- [OBJECTIVE] Copy every line from the data below in which the string "Temporal" can be found.

- [ENTRIES PROVIDED]

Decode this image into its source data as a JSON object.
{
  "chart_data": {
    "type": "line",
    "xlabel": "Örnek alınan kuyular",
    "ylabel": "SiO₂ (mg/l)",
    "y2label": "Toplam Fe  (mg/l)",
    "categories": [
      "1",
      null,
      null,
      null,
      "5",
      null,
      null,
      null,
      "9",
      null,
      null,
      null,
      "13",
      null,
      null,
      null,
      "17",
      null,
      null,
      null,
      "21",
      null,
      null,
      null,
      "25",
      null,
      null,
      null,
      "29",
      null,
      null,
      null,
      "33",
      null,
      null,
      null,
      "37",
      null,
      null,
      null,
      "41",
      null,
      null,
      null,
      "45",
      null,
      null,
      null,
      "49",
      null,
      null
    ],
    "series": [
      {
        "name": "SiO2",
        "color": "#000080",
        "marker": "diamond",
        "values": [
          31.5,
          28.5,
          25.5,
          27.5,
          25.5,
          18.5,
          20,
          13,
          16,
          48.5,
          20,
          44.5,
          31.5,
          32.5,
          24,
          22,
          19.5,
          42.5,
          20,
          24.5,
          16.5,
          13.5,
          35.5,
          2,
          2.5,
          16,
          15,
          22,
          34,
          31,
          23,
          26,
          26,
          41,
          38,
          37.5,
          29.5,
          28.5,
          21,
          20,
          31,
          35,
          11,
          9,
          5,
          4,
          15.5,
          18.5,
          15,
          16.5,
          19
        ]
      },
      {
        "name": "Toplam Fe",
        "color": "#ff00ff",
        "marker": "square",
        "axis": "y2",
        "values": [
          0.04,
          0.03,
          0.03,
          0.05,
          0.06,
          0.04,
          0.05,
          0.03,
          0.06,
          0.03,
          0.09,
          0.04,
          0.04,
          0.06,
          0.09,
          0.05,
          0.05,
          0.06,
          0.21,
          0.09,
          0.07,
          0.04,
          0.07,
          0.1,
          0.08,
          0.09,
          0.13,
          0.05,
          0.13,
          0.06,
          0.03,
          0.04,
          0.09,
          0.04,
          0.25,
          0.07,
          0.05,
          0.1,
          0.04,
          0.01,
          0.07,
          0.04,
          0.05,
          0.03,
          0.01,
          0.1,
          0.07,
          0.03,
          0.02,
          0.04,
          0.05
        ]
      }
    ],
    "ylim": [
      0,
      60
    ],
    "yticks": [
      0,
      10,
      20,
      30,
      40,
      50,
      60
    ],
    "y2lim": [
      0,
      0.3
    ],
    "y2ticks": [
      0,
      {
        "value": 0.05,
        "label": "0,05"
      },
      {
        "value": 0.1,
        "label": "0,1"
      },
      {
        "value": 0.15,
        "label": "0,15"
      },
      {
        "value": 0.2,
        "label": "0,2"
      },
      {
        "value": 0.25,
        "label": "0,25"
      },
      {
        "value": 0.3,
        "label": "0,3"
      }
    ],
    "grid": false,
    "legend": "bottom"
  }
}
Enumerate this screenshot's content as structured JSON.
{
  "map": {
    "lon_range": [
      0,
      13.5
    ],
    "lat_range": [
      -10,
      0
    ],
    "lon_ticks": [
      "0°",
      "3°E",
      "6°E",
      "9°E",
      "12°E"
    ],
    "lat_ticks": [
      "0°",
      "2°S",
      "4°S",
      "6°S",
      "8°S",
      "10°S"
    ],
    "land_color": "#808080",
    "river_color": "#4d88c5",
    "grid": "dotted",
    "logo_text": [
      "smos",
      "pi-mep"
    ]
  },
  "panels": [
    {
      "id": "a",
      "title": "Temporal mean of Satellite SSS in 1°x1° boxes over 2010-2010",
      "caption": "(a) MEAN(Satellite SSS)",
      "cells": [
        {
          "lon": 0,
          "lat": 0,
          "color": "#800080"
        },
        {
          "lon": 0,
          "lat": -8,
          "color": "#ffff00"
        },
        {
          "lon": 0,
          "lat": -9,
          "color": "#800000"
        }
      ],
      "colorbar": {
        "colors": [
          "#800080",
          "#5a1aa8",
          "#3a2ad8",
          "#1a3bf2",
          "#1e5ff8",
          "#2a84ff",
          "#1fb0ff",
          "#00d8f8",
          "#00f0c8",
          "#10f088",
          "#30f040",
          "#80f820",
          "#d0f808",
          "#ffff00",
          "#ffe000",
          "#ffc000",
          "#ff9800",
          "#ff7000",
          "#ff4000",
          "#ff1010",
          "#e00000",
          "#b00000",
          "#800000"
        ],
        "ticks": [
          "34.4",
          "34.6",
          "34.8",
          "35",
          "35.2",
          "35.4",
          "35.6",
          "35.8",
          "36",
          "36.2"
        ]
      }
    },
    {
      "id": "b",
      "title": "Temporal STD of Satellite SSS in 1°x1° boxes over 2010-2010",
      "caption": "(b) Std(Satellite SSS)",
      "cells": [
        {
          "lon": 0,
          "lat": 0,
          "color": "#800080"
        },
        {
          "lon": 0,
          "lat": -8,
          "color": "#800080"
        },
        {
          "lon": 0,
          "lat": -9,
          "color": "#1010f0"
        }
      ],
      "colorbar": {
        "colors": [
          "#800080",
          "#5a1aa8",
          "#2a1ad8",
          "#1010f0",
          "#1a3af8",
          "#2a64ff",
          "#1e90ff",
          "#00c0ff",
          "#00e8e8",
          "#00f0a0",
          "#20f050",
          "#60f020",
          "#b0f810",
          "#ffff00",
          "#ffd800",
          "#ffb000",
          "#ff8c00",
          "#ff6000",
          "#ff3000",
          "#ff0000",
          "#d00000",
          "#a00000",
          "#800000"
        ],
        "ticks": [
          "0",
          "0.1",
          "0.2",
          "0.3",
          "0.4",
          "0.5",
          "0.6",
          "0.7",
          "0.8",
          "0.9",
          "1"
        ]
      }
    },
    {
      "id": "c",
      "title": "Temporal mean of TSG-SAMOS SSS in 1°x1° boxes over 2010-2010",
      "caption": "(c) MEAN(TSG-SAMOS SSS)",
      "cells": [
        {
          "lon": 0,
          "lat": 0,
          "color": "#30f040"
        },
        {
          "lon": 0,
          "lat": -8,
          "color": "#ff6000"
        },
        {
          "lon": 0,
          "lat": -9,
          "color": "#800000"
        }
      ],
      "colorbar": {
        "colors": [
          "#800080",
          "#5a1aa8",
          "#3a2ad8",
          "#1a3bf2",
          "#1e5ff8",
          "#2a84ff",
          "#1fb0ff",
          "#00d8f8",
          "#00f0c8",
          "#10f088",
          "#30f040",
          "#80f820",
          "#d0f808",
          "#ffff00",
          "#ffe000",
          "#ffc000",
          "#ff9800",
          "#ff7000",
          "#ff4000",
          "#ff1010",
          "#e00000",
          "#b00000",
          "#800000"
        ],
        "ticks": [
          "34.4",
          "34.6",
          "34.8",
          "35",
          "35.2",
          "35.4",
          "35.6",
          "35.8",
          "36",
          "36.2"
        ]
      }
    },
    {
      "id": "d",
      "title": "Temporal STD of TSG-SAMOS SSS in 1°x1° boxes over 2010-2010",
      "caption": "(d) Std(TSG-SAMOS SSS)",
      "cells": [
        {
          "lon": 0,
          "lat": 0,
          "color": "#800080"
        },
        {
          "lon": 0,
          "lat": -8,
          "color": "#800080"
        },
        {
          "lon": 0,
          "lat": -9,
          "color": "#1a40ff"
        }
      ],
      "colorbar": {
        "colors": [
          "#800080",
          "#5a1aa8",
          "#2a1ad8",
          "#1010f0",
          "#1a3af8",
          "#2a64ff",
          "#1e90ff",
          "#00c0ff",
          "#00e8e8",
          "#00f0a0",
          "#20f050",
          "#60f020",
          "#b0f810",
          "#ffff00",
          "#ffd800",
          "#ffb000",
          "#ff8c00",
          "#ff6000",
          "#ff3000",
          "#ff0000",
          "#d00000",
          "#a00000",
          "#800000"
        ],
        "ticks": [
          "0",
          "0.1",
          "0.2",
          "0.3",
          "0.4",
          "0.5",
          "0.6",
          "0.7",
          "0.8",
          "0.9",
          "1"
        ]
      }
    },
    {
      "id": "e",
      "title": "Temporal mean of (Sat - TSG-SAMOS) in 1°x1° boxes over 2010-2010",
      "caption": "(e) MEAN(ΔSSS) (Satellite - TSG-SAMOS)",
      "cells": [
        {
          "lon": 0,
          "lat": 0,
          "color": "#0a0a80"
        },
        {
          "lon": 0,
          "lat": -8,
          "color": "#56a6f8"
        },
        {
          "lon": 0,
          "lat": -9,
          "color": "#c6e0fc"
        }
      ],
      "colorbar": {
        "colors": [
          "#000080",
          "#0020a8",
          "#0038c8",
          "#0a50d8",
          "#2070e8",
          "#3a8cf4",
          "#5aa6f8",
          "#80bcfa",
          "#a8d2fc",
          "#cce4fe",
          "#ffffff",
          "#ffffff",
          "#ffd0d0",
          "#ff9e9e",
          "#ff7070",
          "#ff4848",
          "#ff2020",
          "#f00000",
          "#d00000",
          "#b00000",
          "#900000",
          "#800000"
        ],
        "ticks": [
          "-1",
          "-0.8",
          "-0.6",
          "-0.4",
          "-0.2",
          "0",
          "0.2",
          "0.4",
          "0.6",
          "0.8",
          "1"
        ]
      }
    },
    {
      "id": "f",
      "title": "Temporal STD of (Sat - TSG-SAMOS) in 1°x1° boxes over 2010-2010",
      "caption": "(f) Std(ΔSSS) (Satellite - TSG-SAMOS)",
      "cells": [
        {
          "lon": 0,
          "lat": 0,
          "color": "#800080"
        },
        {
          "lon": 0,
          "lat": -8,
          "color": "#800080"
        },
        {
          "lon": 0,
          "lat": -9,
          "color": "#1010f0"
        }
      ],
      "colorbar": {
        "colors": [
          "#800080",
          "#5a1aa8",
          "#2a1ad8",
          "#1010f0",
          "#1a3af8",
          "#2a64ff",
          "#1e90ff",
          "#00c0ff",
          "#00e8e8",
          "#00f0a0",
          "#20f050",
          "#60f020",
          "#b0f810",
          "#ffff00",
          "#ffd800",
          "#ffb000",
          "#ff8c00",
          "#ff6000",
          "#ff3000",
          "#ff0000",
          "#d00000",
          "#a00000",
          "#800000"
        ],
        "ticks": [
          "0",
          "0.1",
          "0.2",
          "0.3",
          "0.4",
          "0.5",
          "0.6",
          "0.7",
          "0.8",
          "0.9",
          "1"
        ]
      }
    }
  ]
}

- [TASK RESPONSE]
      "title": "Temporal mean of Satellite SSS in 1°x1° boxes over 2010-2010",
      "title": "Temporal STD of Satellite SSS in 1°x1° boxes over 2010-2010",
      "title": "Temporal mean of TSG-SAMOS SSS in 1°x1° boxes over 2010-2010",
      "title": "Temporal STD of TSG-SAMOS SSS in 1°x1° boxes over 2010-2010",
      "title": "Temporal mean of (Sat - TSG-SAMOS) in 1°x1° boxes over 2010-2010",
      "title": "Temporal STD of (Sat - TSG-SAMOS) in 1°x1° boxes over 2010-2010",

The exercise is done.